## DATASET ENTRIES
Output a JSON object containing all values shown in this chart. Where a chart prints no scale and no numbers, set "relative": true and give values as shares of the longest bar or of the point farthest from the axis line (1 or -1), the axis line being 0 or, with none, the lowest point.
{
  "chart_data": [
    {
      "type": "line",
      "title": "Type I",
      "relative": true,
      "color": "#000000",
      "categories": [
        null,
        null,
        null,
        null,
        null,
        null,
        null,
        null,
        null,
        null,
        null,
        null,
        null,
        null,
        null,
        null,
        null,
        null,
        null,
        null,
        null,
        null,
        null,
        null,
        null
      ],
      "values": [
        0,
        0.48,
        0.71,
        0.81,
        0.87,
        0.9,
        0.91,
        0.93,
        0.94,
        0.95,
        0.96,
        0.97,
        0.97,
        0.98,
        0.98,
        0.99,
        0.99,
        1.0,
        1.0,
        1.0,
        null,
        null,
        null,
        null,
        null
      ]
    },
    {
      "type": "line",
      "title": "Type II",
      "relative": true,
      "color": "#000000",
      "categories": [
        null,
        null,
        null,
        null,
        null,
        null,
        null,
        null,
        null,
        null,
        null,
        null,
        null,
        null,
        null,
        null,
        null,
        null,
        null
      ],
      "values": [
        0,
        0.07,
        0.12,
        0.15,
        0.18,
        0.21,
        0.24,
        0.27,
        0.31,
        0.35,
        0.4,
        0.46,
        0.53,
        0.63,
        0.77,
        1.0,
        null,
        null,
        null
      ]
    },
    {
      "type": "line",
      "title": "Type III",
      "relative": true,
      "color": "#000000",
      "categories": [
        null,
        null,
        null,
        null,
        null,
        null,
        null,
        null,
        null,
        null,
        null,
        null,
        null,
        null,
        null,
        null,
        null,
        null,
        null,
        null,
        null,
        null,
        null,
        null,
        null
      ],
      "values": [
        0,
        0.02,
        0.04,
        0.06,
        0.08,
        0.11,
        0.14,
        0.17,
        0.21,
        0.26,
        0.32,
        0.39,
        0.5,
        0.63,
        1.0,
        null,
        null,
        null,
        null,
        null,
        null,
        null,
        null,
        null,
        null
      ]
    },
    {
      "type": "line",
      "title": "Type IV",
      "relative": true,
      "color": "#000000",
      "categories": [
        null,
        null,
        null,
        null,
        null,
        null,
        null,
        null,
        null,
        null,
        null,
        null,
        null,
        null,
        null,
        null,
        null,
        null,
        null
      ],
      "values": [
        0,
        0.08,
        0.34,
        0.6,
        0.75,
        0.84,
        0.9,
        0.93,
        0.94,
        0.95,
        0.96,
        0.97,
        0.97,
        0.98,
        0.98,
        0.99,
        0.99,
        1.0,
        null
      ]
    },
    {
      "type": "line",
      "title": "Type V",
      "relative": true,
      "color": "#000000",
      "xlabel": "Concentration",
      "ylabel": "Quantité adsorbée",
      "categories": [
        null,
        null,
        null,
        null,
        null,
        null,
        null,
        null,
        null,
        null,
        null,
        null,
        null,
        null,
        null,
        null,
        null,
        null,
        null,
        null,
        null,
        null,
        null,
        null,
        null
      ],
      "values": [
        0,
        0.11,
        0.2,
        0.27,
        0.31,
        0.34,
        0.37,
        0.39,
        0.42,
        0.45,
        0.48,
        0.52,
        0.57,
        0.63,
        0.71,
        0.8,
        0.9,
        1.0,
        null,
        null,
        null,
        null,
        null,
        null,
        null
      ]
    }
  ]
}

## REQUIREMENTS
Pick out all the lines with the word "title" in them and copy them.

## FULL SOLUTION
      "title": "Type I",
      "title": "Type II",
      "title": "Type III",
      "title": "Type IV",
      "title": "Type V",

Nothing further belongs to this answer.